Goal: Of the lines listed below, how many contain the string "Average"? Answer with the number alone.

Records from a collection of figures
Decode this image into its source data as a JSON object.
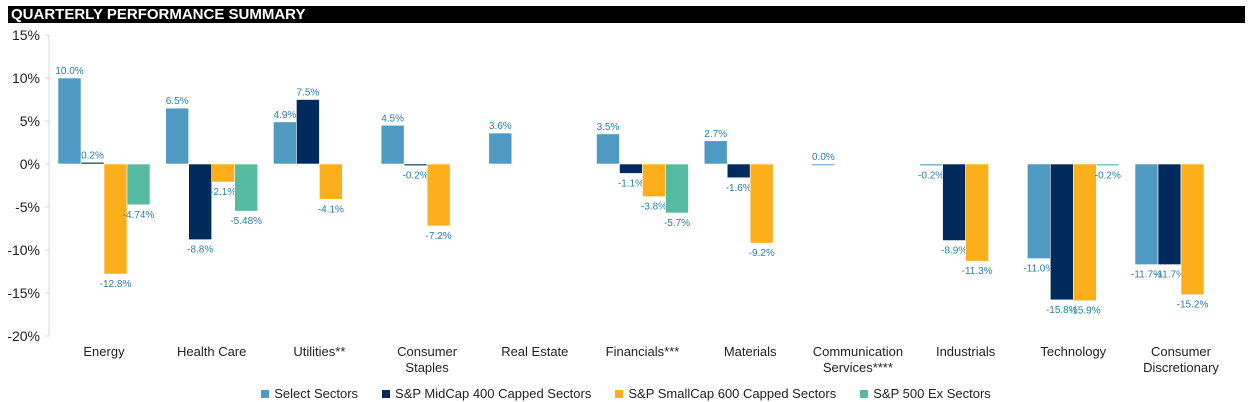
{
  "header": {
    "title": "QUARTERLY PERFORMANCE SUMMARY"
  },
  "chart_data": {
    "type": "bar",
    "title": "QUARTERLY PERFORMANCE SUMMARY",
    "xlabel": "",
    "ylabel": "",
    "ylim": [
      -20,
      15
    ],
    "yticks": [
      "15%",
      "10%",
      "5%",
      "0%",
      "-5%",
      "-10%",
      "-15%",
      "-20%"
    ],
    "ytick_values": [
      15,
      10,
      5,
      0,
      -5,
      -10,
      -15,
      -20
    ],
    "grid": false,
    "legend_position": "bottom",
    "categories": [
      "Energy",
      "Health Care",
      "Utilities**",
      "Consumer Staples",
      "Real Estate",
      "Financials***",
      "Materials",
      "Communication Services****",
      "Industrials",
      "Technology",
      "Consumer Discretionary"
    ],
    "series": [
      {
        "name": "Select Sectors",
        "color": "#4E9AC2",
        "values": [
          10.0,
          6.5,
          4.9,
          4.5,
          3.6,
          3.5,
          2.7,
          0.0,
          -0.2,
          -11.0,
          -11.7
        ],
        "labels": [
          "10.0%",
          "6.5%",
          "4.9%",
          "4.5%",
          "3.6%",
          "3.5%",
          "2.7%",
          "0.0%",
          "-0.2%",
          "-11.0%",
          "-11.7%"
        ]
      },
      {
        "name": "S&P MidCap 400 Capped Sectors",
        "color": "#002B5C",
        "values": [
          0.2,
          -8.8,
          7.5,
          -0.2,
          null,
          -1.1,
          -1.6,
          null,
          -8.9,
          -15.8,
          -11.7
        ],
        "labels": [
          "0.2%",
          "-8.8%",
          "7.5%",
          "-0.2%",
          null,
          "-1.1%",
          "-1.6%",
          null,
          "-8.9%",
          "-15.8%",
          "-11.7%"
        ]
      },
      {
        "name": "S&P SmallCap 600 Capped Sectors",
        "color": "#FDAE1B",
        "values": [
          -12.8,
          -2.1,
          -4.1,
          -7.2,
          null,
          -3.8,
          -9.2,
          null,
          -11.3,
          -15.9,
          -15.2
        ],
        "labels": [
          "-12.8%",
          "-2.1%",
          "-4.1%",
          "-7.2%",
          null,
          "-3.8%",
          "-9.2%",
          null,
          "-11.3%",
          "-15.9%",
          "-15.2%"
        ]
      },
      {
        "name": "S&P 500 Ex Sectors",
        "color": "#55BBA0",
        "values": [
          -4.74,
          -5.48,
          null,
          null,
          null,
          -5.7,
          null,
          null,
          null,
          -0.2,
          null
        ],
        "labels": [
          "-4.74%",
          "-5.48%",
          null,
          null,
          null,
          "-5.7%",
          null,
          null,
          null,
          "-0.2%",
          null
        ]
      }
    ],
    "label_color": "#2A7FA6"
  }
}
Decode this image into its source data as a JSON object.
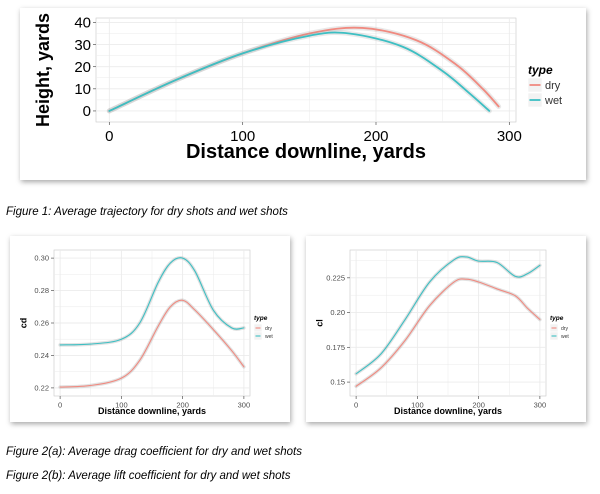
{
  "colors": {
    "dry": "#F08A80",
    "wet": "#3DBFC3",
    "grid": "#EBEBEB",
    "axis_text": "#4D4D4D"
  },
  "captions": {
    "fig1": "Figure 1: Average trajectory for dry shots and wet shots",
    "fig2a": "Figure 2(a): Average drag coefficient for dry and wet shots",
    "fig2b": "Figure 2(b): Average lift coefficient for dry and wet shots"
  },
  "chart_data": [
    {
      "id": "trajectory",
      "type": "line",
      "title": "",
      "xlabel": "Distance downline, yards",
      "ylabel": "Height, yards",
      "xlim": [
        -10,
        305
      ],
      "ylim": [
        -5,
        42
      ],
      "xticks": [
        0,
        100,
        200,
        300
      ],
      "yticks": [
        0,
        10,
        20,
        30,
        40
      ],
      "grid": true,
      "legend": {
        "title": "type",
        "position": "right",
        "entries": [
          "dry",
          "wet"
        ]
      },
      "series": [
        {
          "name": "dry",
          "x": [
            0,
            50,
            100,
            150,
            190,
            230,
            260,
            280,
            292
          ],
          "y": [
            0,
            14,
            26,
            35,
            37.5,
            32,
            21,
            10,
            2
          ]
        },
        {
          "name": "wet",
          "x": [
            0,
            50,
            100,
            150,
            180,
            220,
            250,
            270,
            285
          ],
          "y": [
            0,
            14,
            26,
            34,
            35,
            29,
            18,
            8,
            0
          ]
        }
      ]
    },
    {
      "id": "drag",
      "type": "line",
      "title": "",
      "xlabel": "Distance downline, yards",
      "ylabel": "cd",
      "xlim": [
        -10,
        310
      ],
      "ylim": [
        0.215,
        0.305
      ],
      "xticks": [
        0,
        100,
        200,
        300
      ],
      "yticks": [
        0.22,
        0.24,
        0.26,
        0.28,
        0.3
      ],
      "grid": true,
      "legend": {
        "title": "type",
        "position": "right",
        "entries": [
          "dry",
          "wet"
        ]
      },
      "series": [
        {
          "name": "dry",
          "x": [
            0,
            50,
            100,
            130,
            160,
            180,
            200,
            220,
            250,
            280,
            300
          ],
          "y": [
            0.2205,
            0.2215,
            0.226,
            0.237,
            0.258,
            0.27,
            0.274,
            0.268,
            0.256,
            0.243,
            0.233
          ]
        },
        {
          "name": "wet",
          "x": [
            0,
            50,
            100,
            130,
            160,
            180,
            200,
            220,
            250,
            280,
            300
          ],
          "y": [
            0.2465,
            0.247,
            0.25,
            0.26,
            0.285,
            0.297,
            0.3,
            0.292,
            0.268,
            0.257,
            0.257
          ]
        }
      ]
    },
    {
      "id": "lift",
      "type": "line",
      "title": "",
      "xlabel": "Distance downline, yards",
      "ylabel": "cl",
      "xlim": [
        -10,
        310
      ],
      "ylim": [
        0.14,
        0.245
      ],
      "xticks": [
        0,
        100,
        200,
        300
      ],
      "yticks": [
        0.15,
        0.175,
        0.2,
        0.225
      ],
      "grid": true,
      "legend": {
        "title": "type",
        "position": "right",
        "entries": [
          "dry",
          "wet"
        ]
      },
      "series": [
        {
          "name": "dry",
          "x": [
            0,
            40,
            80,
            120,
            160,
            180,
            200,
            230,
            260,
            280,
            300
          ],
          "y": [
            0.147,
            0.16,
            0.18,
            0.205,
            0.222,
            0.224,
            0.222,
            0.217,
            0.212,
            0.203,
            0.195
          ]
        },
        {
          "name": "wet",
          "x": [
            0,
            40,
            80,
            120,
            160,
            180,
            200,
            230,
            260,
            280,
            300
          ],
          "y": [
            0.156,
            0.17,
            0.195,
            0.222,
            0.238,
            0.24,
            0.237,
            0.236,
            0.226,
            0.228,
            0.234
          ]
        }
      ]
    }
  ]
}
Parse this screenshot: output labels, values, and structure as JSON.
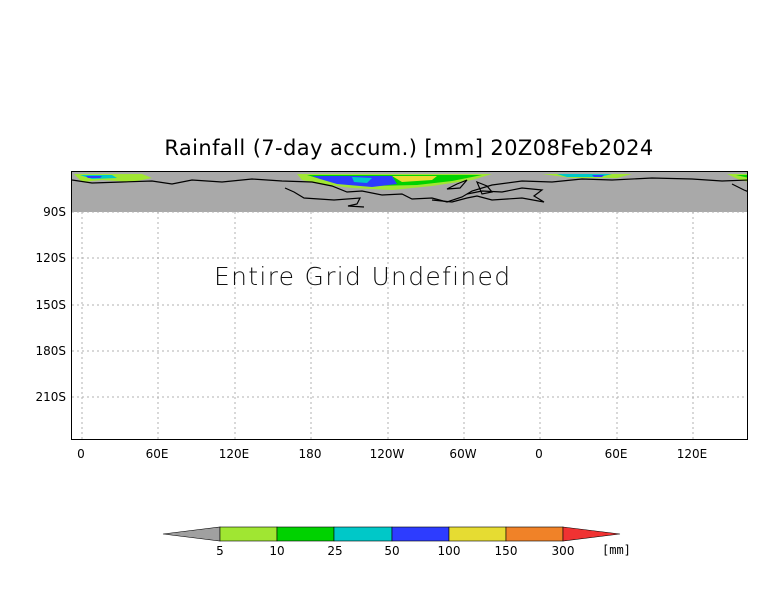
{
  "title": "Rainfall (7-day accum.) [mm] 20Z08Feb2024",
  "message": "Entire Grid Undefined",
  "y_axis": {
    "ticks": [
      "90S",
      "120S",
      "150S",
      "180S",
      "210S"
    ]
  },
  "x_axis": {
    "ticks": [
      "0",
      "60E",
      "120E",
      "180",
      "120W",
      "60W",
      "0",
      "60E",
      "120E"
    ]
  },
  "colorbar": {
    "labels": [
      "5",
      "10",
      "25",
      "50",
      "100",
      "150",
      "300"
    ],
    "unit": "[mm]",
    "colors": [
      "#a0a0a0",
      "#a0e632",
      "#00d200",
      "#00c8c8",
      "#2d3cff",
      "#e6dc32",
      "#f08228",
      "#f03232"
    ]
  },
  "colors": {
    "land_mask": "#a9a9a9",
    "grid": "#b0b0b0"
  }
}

Response to this task: 3